Records

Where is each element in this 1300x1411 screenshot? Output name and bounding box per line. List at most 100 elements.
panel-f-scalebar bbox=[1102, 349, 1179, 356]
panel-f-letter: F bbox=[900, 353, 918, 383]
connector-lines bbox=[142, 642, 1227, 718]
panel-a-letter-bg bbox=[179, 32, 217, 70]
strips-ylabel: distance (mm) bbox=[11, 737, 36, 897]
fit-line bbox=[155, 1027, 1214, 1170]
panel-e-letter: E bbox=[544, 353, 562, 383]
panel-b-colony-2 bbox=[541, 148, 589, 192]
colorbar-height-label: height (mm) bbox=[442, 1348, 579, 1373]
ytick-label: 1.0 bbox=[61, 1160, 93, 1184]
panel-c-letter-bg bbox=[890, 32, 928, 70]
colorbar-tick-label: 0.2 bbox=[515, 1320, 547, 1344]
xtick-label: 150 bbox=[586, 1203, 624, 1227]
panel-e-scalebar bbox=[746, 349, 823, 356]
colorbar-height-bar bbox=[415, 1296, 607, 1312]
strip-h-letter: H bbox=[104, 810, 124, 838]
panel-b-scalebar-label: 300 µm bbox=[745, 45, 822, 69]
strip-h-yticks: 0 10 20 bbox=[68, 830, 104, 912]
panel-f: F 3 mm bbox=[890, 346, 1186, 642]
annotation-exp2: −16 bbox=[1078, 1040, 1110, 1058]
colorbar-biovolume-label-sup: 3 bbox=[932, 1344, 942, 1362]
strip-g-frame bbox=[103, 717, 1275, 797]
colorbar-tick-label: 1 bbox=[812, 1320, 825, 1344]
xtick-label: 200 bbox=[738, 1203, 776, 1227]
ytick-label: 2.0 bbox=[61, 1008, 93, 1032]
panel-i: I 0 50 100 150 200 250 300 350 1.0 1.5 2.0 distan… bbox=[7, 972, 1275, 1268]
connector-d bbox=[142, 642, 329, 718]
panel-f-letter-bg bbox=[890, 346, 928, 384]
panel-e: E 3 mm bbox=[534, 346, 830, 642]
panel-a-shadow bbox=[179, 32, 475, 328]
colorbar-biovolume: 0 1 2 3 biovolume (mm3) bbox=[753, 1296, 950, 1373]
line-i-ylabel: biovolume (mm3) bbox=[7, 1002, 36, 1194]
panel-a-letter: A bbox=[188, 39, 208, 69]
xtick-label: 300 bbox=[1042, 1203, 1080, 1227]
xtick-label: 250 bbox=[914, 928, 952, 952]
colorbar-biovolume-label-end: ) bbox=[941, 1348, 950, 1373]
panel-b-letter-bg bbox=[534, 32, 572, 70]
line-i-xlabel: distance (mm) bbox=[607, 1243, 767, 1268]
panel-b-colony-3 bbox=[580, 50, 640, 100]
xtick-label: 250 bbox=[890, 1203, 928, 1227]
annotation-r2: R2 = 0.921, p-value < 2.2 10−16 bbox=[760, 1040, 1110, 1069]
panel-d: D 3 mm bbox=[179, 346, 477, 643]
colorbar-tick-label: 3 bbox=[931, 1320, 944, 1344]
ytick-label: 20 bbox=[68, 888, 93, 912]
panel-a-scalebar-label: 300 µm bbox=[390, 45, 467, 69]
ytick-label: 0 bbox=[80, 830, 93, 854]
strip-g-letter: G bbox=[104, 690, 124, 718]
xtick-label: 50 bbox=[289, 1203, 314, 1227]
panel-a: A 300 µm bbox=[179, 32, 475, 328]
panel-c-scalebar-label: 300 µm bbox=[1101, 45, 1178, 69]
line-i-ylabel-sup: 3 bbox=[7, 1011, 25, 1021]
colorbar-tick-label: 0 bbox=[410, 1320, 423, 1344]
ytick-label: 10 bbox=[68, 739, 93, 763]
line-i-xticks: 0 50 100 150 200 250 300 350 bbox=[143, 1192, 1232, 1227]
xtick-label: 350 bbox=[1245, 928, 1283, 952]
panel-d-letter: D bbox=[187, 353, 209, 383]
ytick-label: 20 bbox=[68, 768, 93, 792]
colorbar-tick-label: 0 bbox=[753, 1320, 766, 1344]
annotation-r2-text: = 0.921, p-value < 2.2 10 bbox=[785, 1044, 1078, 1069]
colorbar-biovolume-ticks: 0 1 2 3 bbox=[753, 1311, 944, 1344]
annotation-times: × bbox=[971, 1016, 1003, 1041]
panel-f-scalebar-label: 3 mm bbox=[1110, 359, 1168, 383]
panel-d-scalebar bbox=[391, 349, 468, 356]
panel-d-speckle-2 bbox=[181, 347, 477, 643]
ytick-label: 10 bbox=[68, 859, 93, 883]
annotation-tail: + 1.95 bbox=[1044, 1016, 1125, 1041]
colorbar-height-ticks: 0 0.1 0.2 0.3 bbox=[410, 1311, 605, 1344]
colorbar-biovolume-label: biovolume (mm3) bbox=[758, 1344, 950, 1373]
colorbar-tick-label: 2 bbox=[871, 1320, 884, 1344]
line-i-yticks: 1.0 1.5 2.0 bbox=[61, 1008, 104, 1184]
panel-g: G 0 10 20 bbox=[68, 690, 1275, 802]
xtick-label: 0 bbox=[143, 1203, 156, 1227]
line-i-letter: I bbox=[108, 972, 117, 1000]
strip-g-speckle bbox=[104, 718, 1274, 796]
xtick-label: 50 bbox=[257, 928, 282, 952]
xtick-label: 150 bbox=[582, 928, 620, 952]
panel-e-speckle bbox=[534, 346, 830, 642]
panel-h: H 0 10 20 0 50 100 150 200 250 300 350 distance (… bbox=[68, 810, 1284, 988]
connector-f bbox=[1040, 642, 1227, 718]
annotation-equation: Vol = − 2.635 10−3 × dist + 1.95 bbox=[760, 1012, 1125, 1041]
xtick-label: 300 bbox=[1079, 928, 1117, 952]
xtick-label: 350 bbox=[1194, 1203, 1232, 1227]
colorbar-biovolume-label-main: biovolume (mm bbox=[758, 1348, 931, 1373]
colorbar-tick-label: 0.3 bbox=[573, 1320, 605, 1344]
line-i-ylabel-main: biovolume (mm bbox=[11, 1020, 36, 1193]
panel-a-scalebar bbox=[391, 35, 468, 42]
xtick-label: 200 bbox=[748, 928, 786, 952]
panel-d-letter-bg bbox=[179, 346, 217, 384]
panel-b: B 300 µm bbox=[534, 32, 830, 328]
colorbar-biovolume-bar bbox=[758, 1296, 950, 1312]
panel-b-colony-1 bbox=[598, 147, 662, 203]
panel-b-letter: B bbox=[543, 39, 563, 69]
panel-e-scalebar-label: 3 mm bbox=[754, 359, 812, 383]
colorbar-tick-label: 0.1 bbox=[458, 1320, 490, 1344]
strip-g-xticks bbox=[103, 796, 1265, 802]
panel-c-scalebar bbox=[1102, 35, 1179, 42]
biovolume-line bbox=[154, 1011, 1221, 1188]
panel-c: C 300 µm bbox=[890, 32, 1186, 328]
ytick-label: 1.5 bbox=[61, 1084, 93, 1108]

WRITTEN TASK. Can you write out the records again with "height (mm)" swapped for "thickness (mm)" wherever it occurs and every other character left as it is?

WRITTEN ANSWER.
Where is each element in this 1300x1411 screenshot? Output name and bounding box per line. List at most 100 elements.
panel-f-scalebar bbox=[1102, 349, 1179, 356]
panel-f-letter: F bbox=[900, 353, 918, 383]
connector-lines bbox=[142, 642, 1227, 718]
panel-a-letter-bg bbox=[179, 32, 217, 70]
strips-ylabel: distance (mm) bbox=[11, 737, 36, 897]
fit-line bbox=[155, 1027, 1214, 1170]
panel-e-letter: E bbox=[544, 353, 562, 383]
panel-b-colony-2 bbox=[541, 148, 589, 192]
colorbar-height-label: thickness (mm) bbox=[442, 1348, 579, 1373]
ytick-label: 1.0 bbox=[61, 1160, 93, 1184]
panel-c-letter-bg bbox=[890, 32, 928, 70]
colorbar-tick-label: 0.2 bbox=[515, 1320, 547, 1344]
xtick-label: 150 bbox=[586, 1203, 624, 1227]
panel-e-scalebar bbox=[746, 349, 823, 356]
colorbar-height-bar bbox=[415, 1296, 607, 1312]
strip-h-letter: H bbox=[104, 810, 124, 838]
panel-b-scalebar-label: 300 µm bbox=[745, 45, 822, 69]
strip-h-yticks: 0 10 20 bbox=[68, 830, 104, 912]
panel-f: F 3 mm bbox=[890, 346, 1186, 642]
annotation-exp2: −16 bbox=[1078, 1040, 1110, 1058]
colorbar-biovolume-label-sup: 3 bbox=[932, 1344, 942, 1362]
strip-g-frame bbox=[103, 717, 1275, 797]
colorbar-tick-label: 1 bbox=[812, 1320, 825, 1344]
xtick-label: 200 bbox=[738, 1203, 776, 1227]
ytick-label: 2.0 bbox=[61, 1008, 93, 1032]
panel-i: I 0 50 100 150 200 250 300 350 1.0 1.5 2.0 distan… bbox=[7, 972, 1275, 1268]
connector-d bbox=[142, 642, 329, 718]
panel-f-letter-bg bbox=[890, 346, 928, 384]
panel-e: E 3 mm bbox=[534, 346, 830, 642]
panel-a-shadow bbox=[179, 32, 475, 328]
colorbar-biovolume: 0 1 2 3 biovolume (mm3) bbox=[753, 1296, 950, 1373]
line-i-ylabel: biovolume (mm3) bbox=[7, 1002, 36, 1194]
panel-a-letter: A bbox=[188, 39, 208, 69]
xtick-label: 300 bbox=[1042, 1203, 1080, 1227]
xtick-label: 250 bbox=[914, 928, 952, 952]
colorbar-biovolume-label-end: ) bbox=[941, 1348, 950, 1373]
panel-b-letter-bg bbox=[534, 32, 572, 70]
line-i-xlabel: distance (mm) bbox=[607, 1243, 767, 1268]
panel-b-colony-3 bbox=[580, 50, 640, 100]
xtick-label: 250 bbox=[890, 1203, 928, 1227]
annotation-r2: R2 = 0.921, p-value < 2.2 10−16 bbox=[760, 1040, 1110, 1069]
panel-d: D 3 mm bbox=[179, 346, 477, 643]
colorbar-tick-label: 3 bbox=[931, 1320, 944, 1344]
ytick-label: 20 bbox=[68, 888, 93, 912]
panel-a-scalebar-label: 300 µm bbox=[390, 45, 467, 69]
ytick-label: 0 bbox=[80, 830, 93, 854]
strip-g-letter: G bbox=[104, 690, 124, 718]
xtick-label: 50 bbox=[289, 1203, 314, 1227]
panel-a: A 300 µm bbox=[179, 32, 475, 328]
panel-c-scalebar-label: 300 µm bbox=[1101, 45, 1178, 69]
line-i-ylabel-sup: 3 bbox=[7, 1011, 25, 1021]
colorbar-tick-label: 0 bbox=[410, 1320, 423, 1344]
ytick-label: 10 bbox=[68, 739, 93, 763]
line-i-xticks: 0 50 100 150 200 250 300 350 bbox=[143, 1192, 1232, 1227]
xtick-label: 350 bbox=[1245, 928, 1283, 952]
panel-d-letter: D bbox=[187, 353, 209, 383]
ytick-label: 20 bbox=[68, 768, 93, 792]
colorbar-tick-label: 0 bbox=[753, 1320, 766, 1344]
annotation-r2-text: = 0.921, p-value < 2.2 10 bbox=[785, 1044, 1078, 1069]
colorbar-biovolume-ticks: 0 1 2 3 bbox=[753, 1311, 944, 1344]
annotation-times: × bbox=[971, 1016, 1003, 1041]
panel-f-scalebar-label: 3 mm bbox=[1110, 359, 1168, 383]
panel-d-scalebar bbox=[391, 349, 468, 356]
panel-d-speckle-2 bbox=[181, 347, 477, 643]
ytick-label: 10 bbox=[68, 859, 93, 883]
annotation-tail: + 1.95 bbox=[1044, 1016, 1125, 1041]
colorbar-height-ticks: 0 0.1 0.2 0.3 bbox=[410, 1311, 605, 1344]
colorbar-biovolume-label: biovolume (mm3) bbox=[758, 1344, 950, 1373]
colorbar-tick-label: 2 bbox=[871, 1320, 884, 1344]
line-i-yticks: 1.0 1.5 2.0 bbox=[61, 1008, 104, 1184]
panel-g: G 0 10 20 bbox=[68, 690, 1275, 802]
xtick-label: 0 bbox=[143, 1203, 156, 1227]
line-i-letter: I bbox=[108, 972, 117, 1000]
strip-g-speckle bbox=[104, 718, 1274, 796]
xtick-label: 50 bbox=[257, 928, 282, 952]
xtick-label: 150 bbox=[582, 928, 620, 952]
panel-e-speckle bbox=[534, 346, 830, 642]
panel-h: H 0 10 20 0 50 100 150 200 250 300 350 distance (… bbox=[68, 810, 1284, 988]
connector-f bbox=[1040, 642, 1227, 718]
annotation-equation: Vol = − 2.635 10−3 × dist + 1.95 bbox=[760, 1012, 1125, 1041]
xtick-label: 300 bbox=[1079, 928, 1117, 952]
xtick-label: 350 bbox=[1194, 1203, 1232, 1227]
colorbar-biovolume-label-main: biovolume (mm bbox=[758, 1348, 931, 1373]
colorbar-tick-label: 0.3 bbox=[573, 1320, 605, 1344]
line-i-ylabel-main: biovolume (mm bbox=[11, 1020, 36, 1193]
panel-a-scalebar bbox=[391, 35, 468, 42]
xtick-label: 200 bbox=[748, 928, 786, 952]
panel-d-letter-bg bbox=[179, 346, 217, 384]
panel-b: B 300 µm bbox=[534, 32, 830, 328]
colorbar-biovolume-bar bbox=[758, 1296, 950, 1312]
panel-b-colony-1 bbox=[598, 147, 662, 203]
panel-b-letter: B bbox=[543, 39, 563, 69]
panel-e-scalebar-label: 3 mm bbox=[754, 359, 812, 383]
colorbar-tick-label: 0.1 bbox=[458, 1320, 490, 1344]
strip-g-xticks bbox=[103, 796, 1265, 802]
panel-c-scalebar bbox=[1102, 35, 1179, 42]
biovolume-line bbox=[154, 1011, 1221, 1188]
panel-c: C 300 µm bbox=[890, 32, 1186, 328]
ytick-label: 1.5 bbox=[61, 1084, 93, 1108]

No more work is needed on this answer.